Every line that holds "JSON" should be shown.

== Records from a collection of figures ==
- - -
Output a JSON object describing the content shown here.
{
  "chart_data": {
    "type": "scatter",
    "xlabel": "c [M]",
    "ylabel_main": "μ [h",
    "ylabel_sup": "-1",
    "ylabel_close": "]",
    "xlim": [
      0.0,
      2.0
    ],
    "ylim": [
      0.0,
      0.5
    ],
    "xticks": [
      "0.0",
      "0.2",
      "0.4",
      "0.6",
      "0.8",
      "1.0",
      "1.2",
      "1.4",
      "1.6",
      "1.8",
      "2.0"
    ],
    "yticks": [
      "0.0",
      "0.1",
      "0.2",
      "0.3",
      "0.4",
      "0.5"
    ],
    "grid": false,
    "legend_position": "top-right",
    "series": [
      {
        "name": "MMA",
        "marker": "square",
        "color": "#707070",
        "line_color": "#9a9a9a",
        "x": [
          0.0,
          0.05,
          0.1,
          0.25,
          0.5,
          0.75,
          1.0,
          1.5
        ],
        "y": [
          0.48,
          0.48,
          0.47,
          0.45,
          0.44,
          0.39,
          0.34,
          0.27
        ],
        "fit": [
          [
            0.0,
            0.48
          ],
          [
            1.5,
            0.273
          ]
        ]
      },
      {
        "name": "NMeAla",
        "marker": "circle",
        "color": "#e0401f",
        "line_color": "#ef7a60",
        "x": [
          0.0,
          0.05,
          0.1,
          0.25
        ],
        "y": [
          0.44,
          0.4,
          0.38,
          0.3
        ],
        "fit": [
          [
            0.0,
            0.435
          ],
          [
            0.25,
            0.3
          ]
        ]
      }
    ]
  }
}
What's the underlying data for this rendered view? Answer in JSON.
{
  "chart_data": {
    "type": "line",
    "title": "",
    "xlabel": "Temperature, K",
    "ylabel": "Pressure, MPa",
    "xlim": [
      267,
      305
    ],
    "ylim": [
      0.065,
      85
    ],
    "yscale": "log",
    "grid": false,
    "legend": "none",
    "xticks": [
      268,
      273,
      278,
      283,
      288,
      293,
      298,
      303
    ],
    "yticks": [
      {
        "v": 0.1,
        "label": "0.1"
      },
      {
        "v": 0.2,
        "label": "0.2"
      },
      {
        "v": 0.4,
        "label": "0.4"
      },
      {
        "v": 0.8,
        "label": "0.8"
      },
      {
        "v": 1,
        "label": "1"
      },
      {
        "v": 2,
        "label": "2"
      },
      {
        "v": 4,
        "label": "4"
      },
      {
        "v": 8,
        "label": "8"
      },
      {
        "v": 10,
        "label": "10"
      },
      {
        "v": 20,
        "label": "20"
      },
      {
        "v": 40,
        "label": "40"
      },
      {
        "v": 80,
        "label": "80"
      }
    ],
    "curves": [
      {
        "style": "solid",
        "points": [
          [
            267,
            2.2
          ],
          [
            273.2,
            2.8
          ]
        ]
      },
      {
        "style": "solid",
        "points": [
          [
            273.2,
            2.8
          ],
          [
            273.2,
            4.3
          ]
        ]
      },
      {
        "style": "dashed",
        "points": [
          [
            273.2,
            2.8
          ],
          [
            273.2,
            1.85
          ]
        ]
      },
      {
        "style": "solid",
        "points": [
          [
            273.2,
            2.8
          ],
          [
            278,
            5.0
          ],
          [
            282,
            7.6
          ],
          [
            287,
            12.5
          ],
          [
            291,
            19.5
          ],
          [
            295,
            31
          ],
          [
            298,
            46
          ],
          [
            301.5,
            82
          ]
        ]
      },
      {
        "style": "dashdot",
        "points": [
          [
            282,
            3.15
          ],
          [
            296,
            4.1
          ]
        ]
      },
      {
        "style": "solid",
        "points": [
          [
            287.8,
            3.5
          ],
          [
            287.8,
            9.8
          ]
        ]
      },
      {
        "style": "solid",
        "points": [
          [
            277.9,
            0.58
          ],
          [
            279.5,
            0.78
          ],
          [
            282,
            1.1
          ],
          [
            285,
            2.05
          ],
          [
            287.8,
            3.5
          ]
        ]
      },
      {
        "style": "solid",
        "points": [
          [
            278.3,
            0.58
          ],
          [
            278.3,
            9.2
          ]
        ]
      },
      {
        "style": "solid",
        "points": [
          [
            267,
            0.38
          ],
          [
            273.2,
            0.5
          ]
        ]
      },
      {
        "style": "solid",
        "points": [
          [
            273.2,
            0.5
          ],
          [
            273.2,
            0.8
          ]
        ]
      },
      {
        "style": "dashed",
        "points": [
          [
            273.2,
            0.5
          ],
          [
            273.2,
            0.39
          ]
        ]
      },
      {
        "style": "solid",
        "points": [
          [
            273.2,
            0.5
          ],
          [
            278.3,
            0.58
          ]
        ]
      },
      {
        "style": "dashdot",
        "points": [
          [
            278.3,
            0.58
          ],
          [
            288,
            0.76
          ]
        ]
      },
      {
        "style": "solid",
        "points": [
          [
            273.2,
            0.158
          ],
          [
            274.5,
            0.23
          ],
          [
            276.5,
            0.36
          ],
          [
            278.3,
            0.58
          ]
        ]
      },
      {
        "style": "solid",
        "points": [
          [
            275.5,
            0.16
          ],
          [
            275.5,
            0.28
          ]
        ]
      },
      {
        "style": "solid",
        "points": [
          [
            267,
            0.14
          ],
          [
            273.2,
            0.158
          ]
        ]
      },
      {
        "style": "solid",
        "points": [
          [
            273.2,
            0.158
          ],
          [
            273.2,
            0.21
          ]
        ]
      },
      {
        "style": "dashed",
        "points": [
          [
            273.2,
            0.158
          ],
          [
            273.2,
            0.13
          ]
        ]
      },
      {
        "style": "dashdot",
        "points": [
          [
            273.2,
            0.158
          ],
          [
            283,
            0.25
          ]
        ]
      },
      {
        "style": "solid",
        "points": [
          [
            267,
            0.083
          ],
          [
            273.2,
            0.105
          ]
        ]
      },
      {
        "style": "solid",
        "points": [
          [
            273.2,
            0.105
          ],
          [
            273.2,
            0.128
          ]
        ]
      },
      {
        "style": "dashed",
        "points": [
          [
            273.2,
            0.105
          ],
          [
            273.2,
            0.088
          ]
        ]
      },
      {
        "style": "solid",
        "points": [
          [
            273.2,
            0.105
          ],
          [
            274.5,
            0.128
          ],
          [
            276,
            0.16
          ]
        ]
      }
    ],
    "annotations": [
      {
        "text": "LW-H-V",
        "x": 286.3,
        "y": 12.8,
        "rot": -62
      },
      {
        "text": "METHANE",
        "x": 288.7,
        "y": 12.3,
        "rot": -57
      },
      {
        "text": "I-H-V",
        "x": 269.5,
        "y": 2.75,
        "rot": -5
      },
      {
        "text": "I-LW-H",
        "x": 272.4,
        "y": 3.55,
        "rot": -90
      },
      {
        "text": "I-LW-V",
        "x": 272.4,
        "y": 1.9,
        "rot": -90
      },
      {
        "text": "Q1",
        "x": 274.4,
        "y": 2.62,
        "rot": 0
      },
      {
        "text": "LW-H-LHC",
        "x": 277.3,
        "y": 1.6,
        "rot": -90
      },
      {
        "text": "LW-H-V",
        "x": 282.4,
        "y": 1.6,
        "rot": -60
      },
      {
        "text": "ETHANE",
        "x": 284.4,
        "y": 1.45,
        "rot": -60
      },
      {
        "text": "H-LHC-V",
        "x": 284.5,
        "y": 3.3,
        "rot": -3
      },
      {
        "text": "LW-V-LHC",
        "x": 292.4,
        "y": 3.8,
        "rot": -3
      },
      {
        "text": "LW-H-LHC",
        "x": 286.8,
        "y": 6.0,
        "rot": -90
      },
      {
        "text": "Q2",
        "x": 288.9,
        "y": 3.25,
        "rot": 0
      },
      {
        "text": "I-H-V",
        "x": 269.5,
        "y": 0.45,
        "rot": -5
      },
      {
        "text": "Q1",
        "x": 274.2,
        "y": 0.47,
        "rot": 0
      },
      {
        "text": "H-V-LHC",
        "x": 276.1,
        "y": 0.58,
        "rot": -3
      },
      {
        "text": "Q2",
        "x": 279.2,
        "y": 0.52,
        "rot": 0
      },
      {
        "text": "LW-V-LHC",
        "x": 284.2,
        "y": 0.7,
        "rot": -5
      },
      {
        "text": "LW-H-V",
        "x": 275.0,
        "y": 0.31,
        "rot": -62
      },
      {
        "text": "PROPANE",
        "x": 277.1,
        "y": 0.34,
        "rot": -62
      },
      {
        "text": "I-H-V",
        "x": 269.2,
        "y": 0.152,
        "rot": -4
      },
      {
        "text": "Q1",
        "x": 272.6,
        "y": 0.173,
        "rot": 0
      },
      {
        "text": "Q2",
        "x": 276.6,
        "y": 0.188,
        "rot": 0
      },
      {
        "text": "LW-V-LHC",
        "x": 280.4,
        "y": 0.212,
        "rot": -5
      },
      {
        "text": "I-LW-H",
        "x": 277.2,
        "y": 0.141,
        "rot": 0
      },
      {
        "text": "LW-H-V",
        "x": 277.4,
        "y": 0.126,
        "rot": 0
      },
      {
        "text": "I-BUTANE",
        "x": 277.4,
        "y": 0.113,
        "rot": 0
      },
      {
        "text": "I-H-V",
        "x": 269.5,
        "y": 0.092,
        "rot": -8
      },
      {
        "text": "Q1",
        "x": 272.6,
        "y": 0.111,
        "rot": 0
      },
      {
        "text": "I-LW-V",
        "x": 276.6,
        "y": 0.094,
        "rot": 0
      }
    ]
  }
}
- - -
== TASK RESULT ==
Output a JSON object describing the content shown here.
What's the underlying data for this rendered view? Answer in JSON.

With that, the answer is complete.